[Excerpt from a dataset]
* Start *

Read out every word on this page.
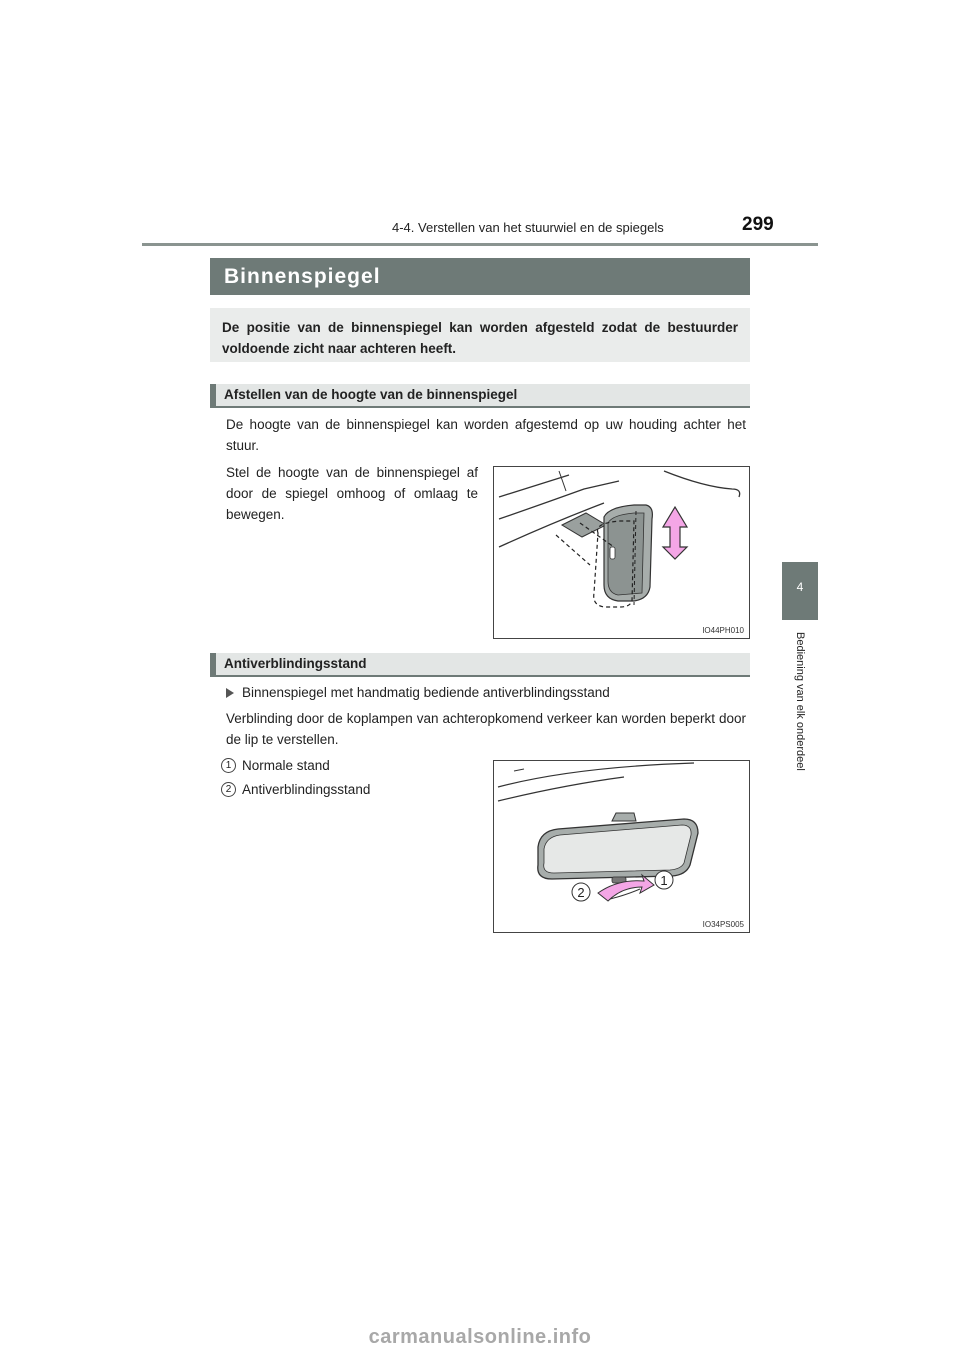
4-4. Verstellen van het stuurwiel en de spiegels	299
4
Bediening van elk onderdeel
Binnenspiegel
De positie van de binnenspiegel kan worden afgesteld zodat de bestuurder voldoende zicht naar achteren heeft.
Afstellen van de hoogte van de binnenspiegel
De hoogte van de binnenspiegel kan worden afgestemd op uw houding achter het stuur.
Stel de hoogte van de binnenspiegel af door de spiegel omhoog of omlaag te bewegen.
IO44PH010
Antiverblindingsstand
Binnenspiegel met handmatig bediende antiverblindingsstand
Verblinding door de koplampen van achteropkomend verkeer kan worden beperkt door de lip te verstellen.
1 Normale stand
2 Antiverblindingsstand
1
2
IO34PS005
carmanualsonline.info
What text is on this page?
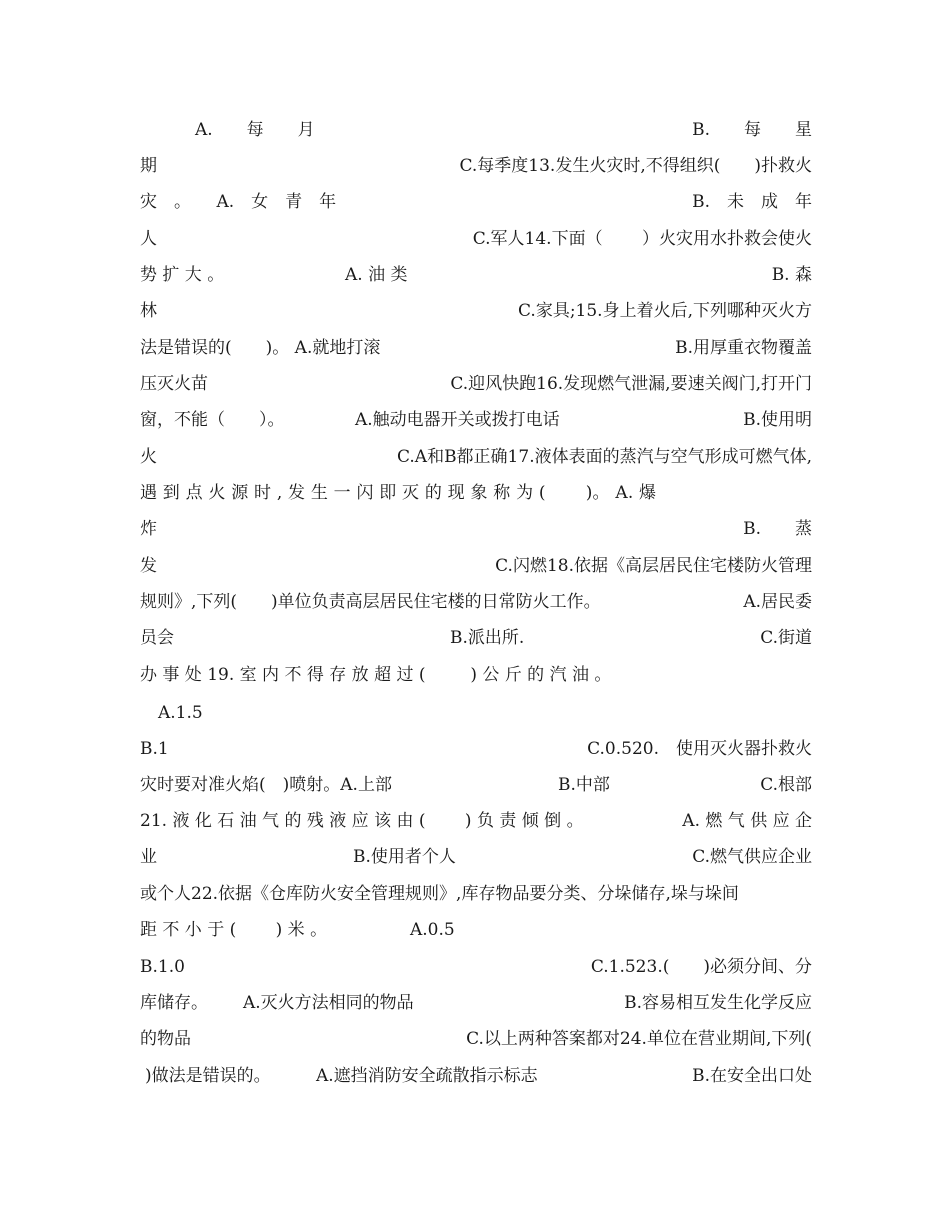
A.　　每　　月	B.　　每　　星
期	C.每季度13.发生火灾时,不得组织(　　)扑救火
灾　。　　A.　女　青　年	B.　未　成　年
人	C.军人14.下面（　　 ）火灾用水扑救会使火
势 扩 大 。	A. 油 类	B. 森
林	C.家具;15.身上着火后,下列哪种灭火方
法是错误的(　　)。 A.就地打滚	B.用厚重衣物覆盖
压灭火苗	C.迎风快跑16.发现燃气泄漏,要速关阀门,打开门
窗，不能（　　）。	A.触动电器开关或拨打电话	B.使用明
火	C.A和B都正确17.液体表面的蒸汽与空气形成可燃气体,
遇 到 点 火 源 时 , 发 生 一 闪 即 灭 的 现 象 称 为 (　　 )。 A. 爆
炸	B.　　蒸
发	C.闪燃18.依据《高层居民住宅楼防火管理
规则》,下列(　　)单位负责高层居民住宅楼的日常防火工作。	A.居民委
员会	B.派出所.	C.街道
办 事 处 19. 室 内 不 得 存 放 超 过 ( 　　 ) 公 斤 的 汽 油 。
A.1.5
B.1	C.0.520.　使用灭火器扑救火
灾时要对准火焰(　)喷射。A.上部	B.中部	C.根部
21. 液 化 石 油 气 的 残 液 应 该 由 (　　 ) 负 责 倾 倒 。	A. 燃 气 供 应 企
业	B.使用者个人	C.燃气供应企业
或个人22.依据《仓库防火安全管理规则》,库存物品要分类、分垛储存,垛与垛间
距 不 小 于 (　　 ) 米 。	A.0.5
B.1.0	C.1.523.(　　)必须分间、分
库储存。 A.灭火方法相同的物品	B.容易相互发生化学反应
的物品	C.以上两种答案都对24.单位在营业期间,下列(
)做法是错误的。	A.遮挡消防安全疏散指示标志	B.在安全出口处
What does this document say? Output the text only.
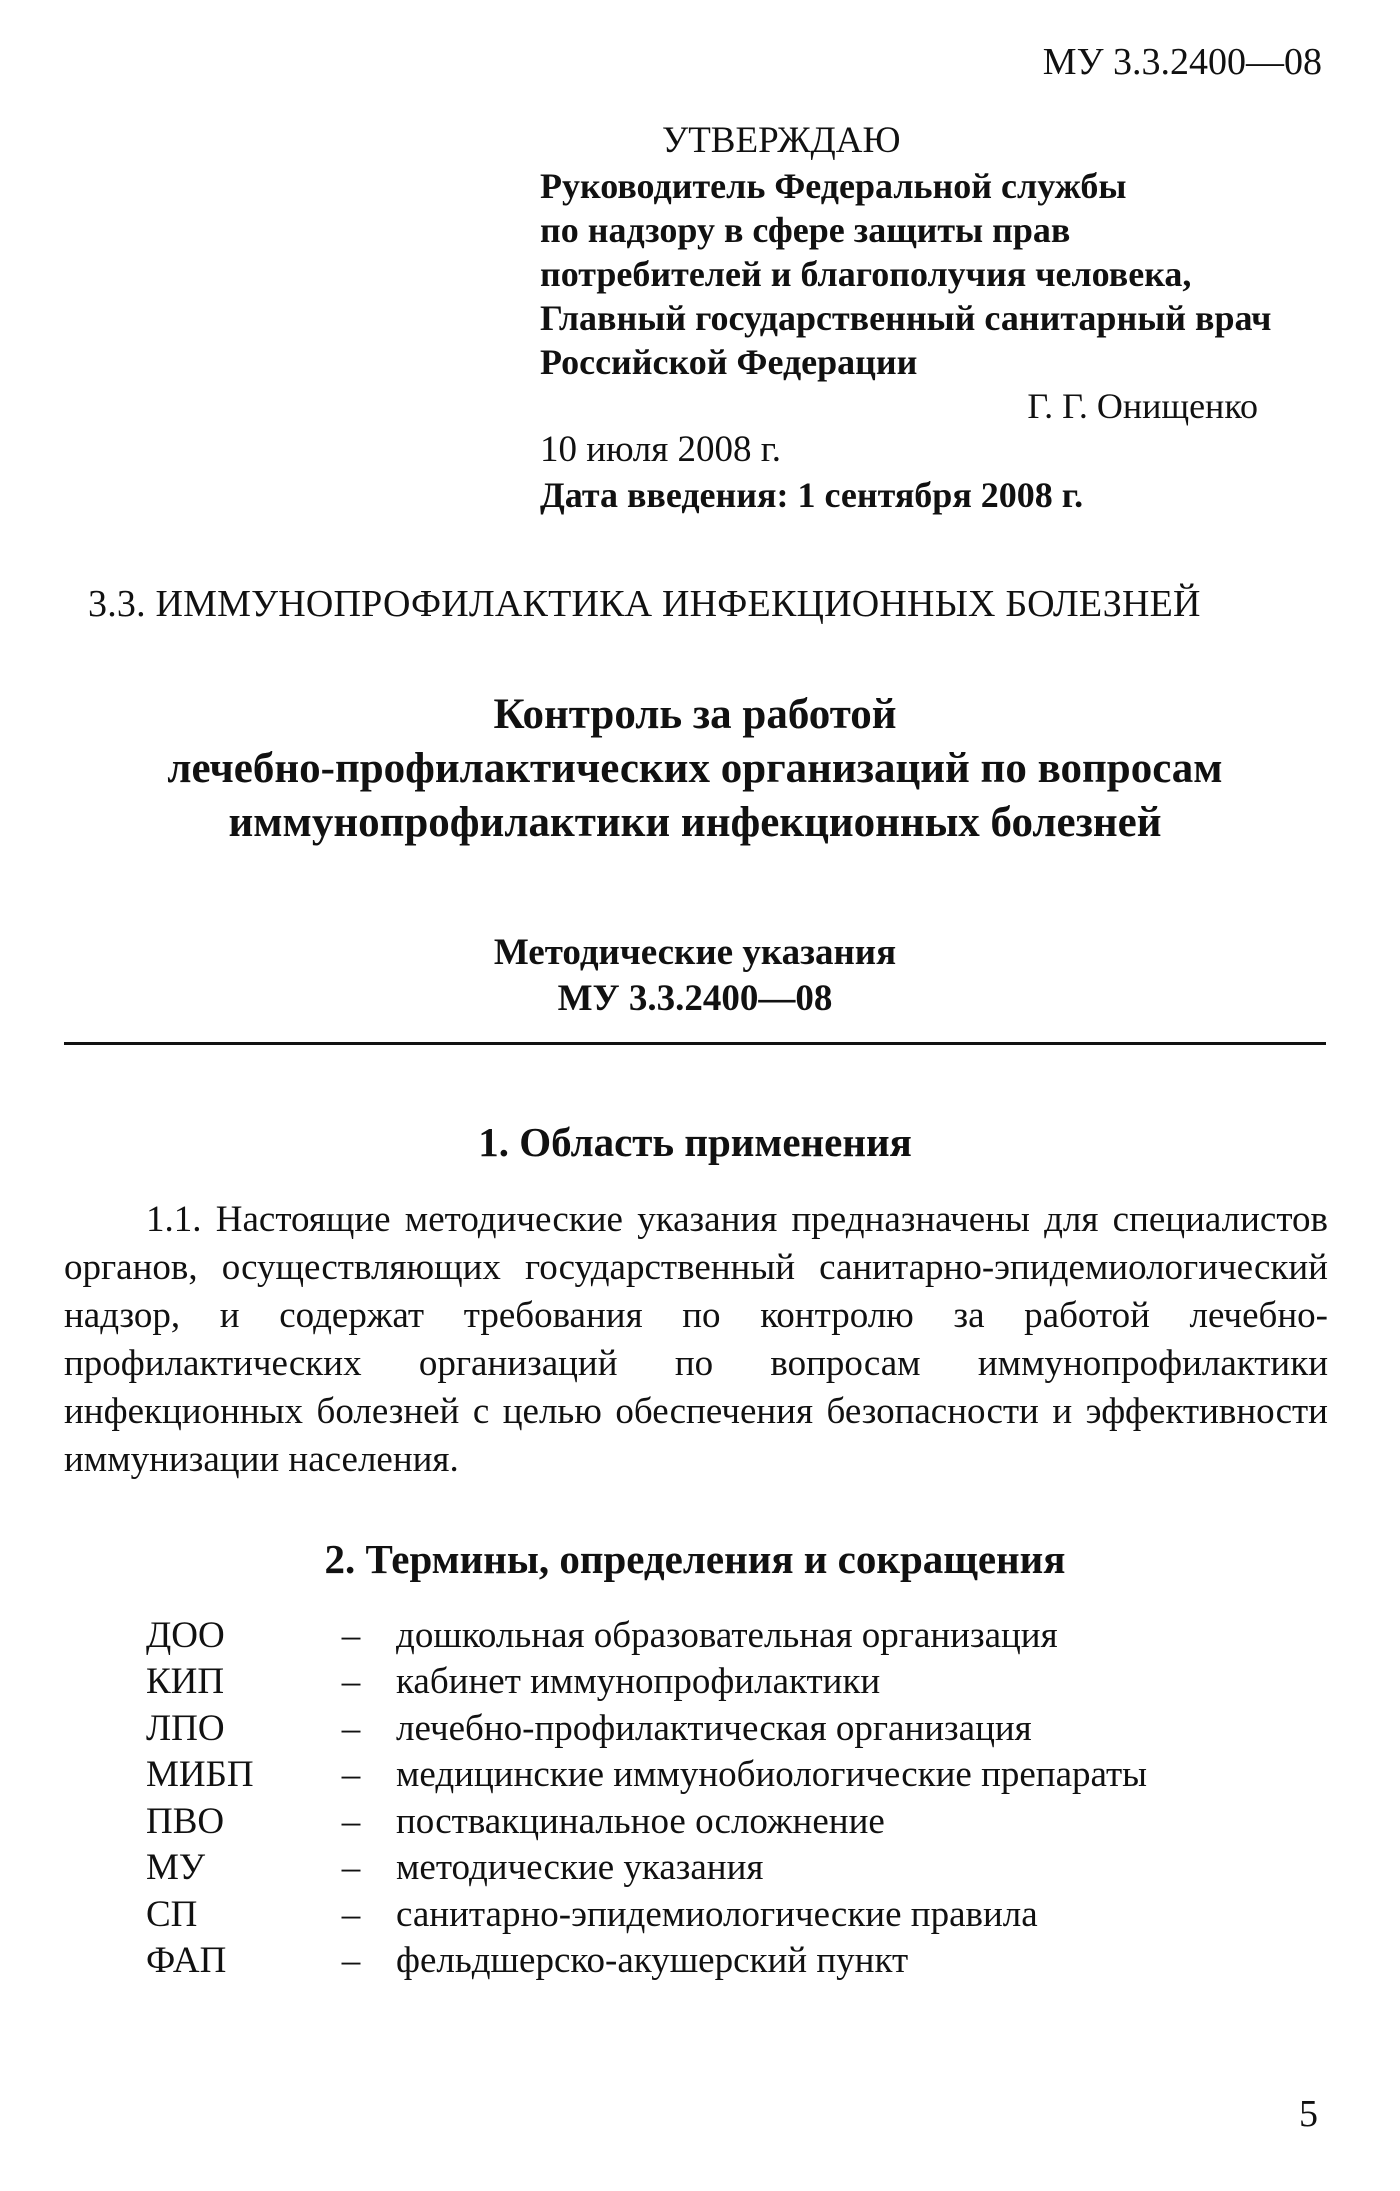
МУ 3.3.2400—08
УТВЕРЖДАЮ
Руководитель Федеральной службы
по надзору в сфере защиты прав
потребителей и благополучия человека,
Главный государственный санитарный врач
Российской Федерации
Г. Г. Онищенко
10 июля 2008 г.
Дата введения: 1 сентября 2008 г.
3.3. ИММУНОПРОФИЛАКТИКА ИНФЕКЦИОННЫХ БОЛЕЗНЕЙ
Контроль за работой
лечебно-профилактических организаций по вопросам
иммунопрофилактики инфекционных болезней
Методические указания
МУ 3.3.2400—08
1. Область применения
1.1. Настоящие методические указания предназначены для специалистов органов, осуществляющих государственный санитарно-эпидемиологический надзор, и содержат требования по контролю за работой лечебно-профилактических организаций по вопросам иммунопрофилактики инфекционных болезней с целью обеспечения безопасности и эффективности иммунизации населения.
2. Термины, определения и сокращения
ДОО	– дошкольная образовательная организация
КИП	– кабинет иммунопрофилактики
ЛПО	– лечебно-профилактическая организация
МИБП	– медицинские иммунобиологические препараты
ПВО	– поствакцинальное осложнение
МУ	– методические указания
СП	– санитарно-эпидемиологические правила
ФАП	– фельдшерско-акушерский пункт
5
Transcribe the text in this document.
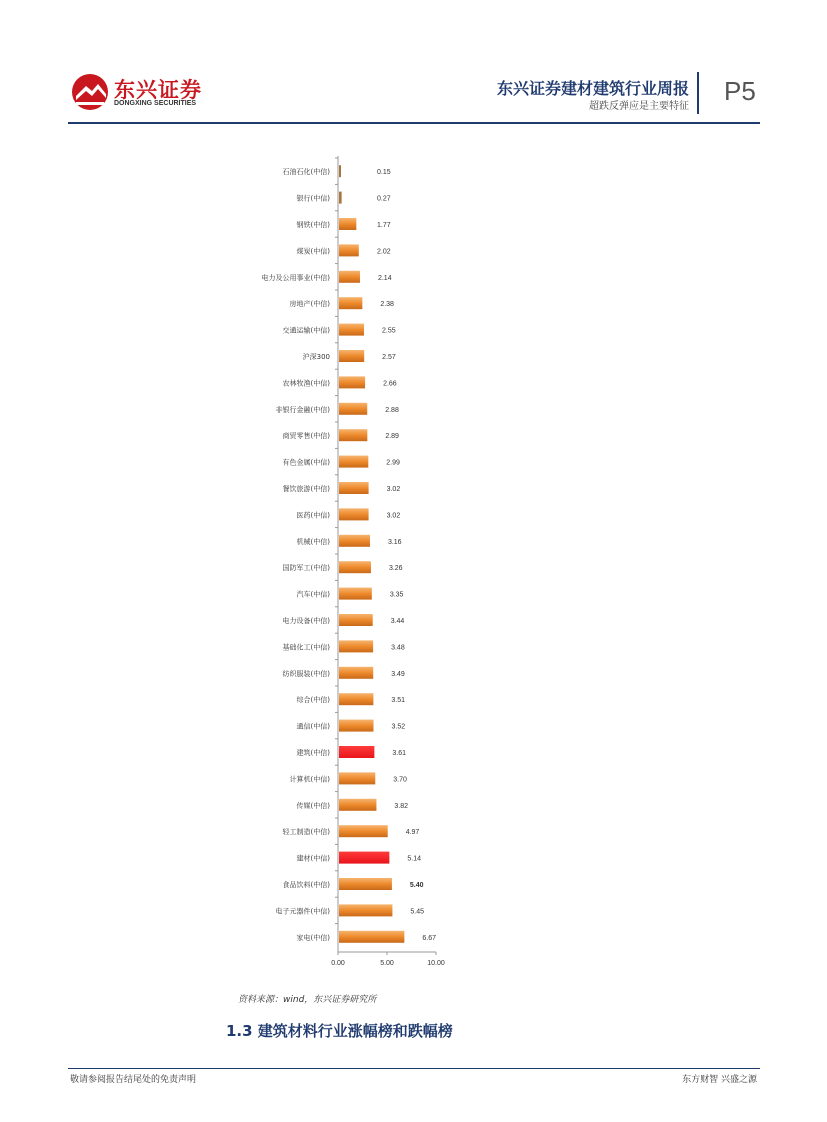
东兴证券
DONGXING SECURITIES
东兴证券建材建筑行业周报
超跌反弹应是主要特征
P5
石油石化(中信)	0.15
银行(中信)	0.27
钢铁(中信)	1.77
煤炭(中信)	2.02
电力及公用事业(中信)	2.14
房地产(中信)	2.38
交通运输(中信)	2.55
沪深300	2.57
农林牧渔(中信)	2.66
非银行金融(中信)	2.88
商贸零售(中信)	2.89
有色金属(中信)	2.99
餐饮旅游(中信)	3.02
医药(中信)	3.02
机械(中信)	3.16
国防军工(中信)	3.26
汽车(中信)	3.35
电力设备(中信)	3.44
基础化工(中信)	3.48
纺织服装(中信)	3.49
综合(中信)	3.51
通信(中信)	3.52
建筑(中信)	3.61
计算机(中信)	3.70
传媒(中信)	3.82
轻工制造(中信)	4.97
建材(中信)	5.14
食品饮料(中信)	5.40
电子元器件(中信)	5.45
家电(中信)	6.67
0.00	5.00	10.00
资料来源：wind，东兴证券研究所
1.3 建筑材料行业涨幅榜和跌幅榜
敬请参阅报告结尾处的免责声明	东方财智 兴盛之源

* End *

** PROBLEM **
Pictures stay out; repeat all the rest of the records exactly.

** ANSWER TO THE PROBLEM **
Read out every word on this page.
4-4. Verstellen van het stuurwiel en de spiegels	299
4
Bediening van elk onderdeel
Binnenspiegel
De positie van de binnenspiegel kan worden afgesteld zodat de bestuurder voldoende zicht naar achteren heeft.
Afstellen van de hoogte van de binnenspiegel
De hoogte van de binnenspiegel kan worden afgestemd op uw houding achter het stuur.
Stel de hoogte van de binnenspiegel af door de spiegel omhoog of omlaag te bewegen.
IO44PH010
Antiverblindingsstand
Binnenspiegel met handmatig bediende antiverblindingsstand
Verblinding door de koplampen van achteropkomend verkeer kan worden beperkt door de lip te verstellen.
1 Normale stand
2 Antiverblindingsstand
1
2
IO34PS005
carmanualsonline.info
What text is on this page?
A.　　每　　月	B.　　每　　星
期	C.每季度13.发生火灾时,不得组织(　　)扑救火
灾　。　　A.　女　青　年	B.　未　成　年
人	C.军人14.下面（　　 ）火灾用水扑救会使火
势 扩 大 。	A. 油 类	B. 森
林	C.家具;15.身上着火后,下列哪种灭火方
法是错误的(　　)。 A.就地打滚	B.用厚重衣物覆盖
压灭火苗	C.迎风快跑16.发现燃气泄漏,要速关阀门,打开门
窗，不能（　　）。	A.触动电器开关或拨打电话	B.使用明
火	C.A和B都正确17.液体表面的蒸汽与空气形成可燃气体,
遇 到 点 火 源 时 , 发 生 一 闪 即 灭 的 现 象 称 为 (　　 )。 A. 爆
炸	B.　　蒸
发	C.闪燃18.依据《高层居民住宅楼防火管理
规则》,下列(　　)单位负责高层居民住宅楼的日常防火工作。	A.居民委
员会	B.派出所.	C.街道
办 事 处 19. 室 内 不 得 存 放 超 过 ( 　　 ) 公 斤 的 汽 油 。
A.1.5
B.1	C.0.520.　使用灭火器扑救火
灾时要对准火焰(　)喷射。A.上部	B.中部	C.根部
21. 液 化 石 油 气 的 残 液 应 该 由 (　　 ) 负 责 倾 倒 。	A. 燃 气 供 应 企
业	B.使用者个人	C.燃气供应企业
或个人22.依据《仓库防火安全管理规则》,库存物品要分类、分垛储存,垛与垛间
距 不 小 于 (　　 ) 米 。	A.0.5
B.1.0	C.1.523.(　　)必须分间、分
库储存。 A.灭火方法相同的物品	B.容易相互发生化学反应
的物品	C.以上两种答案都对24.单位在营业期间,下列(
)做法是错误的。	A.遮挡消防安全疏散指示标志	B.在安全出口处
What does this document say? Output the text only.
МУ 3.3.2400—08
УТВЕРЖДАЮ
Руководитель Федеральной службы
по надзору в сфере защиты прав
потребителей и благополучия человека,
Главный государственный санитарный врач
Российской Федерации
Г. Г. Онищенко
10 июля 2008 г.
Дата введения: 1 сентября 2008 г.
3.3. ИММУНОПРОФИЛАКТИКА ИНФЕКЦИОННЫХ БОЛЕЗНЕЙ
Контроль за работой
лечебно-профилактических организаций по вопросам
иммунопрофилактики инфекционных болезней
Методические указания
МУ 3.3.2400—08
1. Область применения
1.1. Настоящие методические указания предназначены для специалистов органов, осуществляющих государственный санитарно-эпидемиологический надзор, и содержат требования по контролю за работой лечебно-профилактических организаций по вопросам иммунопрофилактики инфекционных болезней с целью обеспечения безопасности и эффективности иммунизации населения.
2. Термины, определения и сокращения
ДОО	– дошкольная образовательная организация
КИП	– кабинет иммунопрофилактики
ЛПО	– лечебно-профилактическая организация
МИБП	– медицинские иммунобиологические препараты
ПВО	– поствакцинальное осложнение
МУ	– методические указания
СП	– санитарно-эпидемиологические правила
ФАП	– фельдшерско-акушерский пункт
5
Transcribe the text in this document.
东兴证券
DONGXING SECURITIES
东兴证券建材建筑行业周报
超跌反弹应是主要特征
P5
石油石化(中信)	0.15
银行(中信)	0.27
钢铁(中信)	1.77
煤炭(中信)	2.02
电力及公用事业(中信)	2.14
房地产(中信)	2.38
交通运输(中信)	2.55
沪深300	2.57
农林牧渔(中信)	2.66
非银行金融(中信)	2.88
商贸零售(中信)	2.89
有色金属(中信)	2.99
餐饮旅游(中信)	3.02
医药(中信)	3.02
机械(中信)	3.16
国防军工(中信)	3.26
汽车(中信)	3.35
电力设备(中信)	3.44
基础化工(中信)	3.48
纺织服装(中信)	3.49
综合(中信)	3.51
通信(中信)	3.52
建筑(中信)	3.61
计算机(中信)	3.70
传媒(中信)	3.82
轻工制造(中信)	4.97
建材(中信)	5.14
食品饮料(中信)	5.40
电子元器件(中信)	5.45
家电(中信)	6.67
0.00	5.00	10.00
资料来源：wind，东兴证券研究所
1.3 建筑材料行业涨幅榜和跌幅榜
敬请参阅报告结尾处的免责声明	东方财智 兴盛之源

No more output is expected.